Records from a data collection:
• • •

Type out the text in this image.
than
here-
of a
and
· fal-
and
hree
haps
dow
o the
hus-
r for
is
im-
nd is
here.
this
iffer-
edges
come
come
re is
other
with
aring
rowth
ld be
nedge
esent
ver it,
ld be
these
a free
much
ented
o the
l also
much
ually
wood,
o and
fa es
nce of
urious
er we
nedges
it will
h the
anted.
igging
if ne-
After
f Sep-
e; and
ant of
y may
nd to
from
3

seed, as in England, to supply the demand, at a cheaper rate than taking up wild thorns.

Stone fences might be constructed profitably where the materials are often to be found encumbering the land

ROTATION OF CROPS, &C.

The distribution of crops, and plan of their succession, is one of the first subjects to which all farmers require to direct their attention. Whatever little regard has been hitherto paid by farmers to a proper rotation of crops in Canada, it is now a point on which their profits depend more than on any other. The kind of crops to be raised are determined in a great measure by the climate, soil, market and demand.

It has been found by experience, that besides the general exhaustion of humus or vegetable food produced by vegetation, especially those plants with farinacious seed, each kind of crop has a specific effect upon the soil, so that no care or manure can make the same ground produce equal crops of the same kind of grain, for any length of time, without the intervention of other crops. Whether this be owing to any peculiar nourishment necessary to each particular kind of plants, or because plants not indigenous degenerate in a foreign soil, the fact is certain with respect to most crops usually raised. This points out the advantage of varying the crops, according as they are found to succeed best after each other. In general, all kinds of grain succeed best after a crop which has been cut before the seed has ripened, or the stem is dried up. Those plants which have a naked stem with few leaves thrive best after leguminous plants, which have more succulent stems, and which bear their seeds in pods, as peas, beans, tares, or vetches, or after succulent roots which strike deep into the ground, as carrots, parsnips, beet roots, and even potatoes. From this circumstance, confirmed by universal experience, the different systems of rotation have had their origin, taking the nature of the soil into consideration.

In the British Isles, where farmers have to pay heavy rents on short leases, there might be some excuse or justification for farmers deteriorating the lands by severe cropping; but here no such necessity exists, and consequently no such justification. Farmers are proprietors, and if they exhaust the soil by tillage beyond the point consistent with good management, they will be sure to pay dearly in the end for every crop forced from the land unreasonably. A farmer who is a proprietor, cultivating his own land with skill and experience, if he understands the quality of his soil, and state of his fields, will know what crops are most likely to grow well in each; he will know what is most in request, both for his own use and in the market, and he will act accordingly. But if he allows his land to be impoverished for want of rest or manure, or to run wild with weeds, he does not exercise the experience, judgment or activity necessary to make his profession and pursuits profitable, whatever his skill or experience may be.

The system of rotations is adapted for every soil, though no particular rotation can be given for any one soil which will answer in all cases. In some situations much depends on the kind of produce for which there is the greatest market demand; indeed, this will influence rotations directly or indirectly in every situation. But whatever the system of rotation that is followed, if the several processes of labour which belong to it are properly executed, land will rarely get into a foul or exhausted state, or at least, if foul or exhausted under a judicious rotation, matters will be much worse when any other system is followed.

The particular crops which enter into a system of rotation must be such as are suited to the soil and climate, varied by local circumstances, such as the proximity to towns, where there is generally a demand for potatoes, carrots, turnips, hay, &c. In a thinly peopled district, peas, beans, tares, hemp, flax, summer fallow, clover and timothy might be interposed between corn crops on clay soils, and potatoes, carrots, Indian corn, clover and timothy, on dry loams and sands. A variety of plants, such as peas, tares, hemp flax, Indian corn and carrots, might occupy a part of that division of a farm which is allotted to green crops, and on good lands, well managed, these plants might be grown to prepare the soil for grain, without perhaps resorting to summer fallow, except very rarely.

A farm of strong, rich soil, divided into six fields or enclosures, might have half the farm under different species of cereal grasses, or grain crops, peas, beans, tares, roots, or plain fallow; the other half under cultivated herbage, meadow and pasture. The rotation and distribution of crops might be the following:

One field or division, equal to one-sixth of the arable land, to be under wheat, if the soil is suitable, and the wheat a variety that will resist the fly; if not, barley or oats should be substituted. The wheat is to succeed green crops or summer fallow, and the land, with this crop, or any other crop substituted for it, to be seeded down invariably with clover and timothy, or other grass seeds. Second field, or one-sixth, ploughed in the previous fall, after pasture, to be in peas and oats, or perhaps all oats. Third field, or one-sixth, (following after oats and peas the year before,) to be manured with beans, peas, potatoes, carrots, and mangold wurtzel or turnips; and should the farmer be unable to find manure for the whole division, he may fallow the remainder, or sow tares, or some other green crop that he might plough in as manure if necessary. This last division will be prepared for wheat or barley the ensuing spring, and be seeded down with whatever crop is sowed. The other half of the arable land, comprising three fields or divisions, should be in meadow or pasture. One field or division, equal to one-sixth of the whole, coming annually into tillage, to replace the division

• • •

Pull every line containing "than" out of the records.

## Task output
than
seed, as in England, to supply the demand, at a cheaper rate than taking up wild thorns.
The distribution of crops, and plan of their succession, is one of the first subjects to which all farmers require to direct their attention. Whatever little regard has been hitherto paid by farmers to a proper rotation of crops in Canada, it is now a point on which their profits depend more than on any other. The kind of crops to be raised are determined in a great measure by the climate, soil, market and demand.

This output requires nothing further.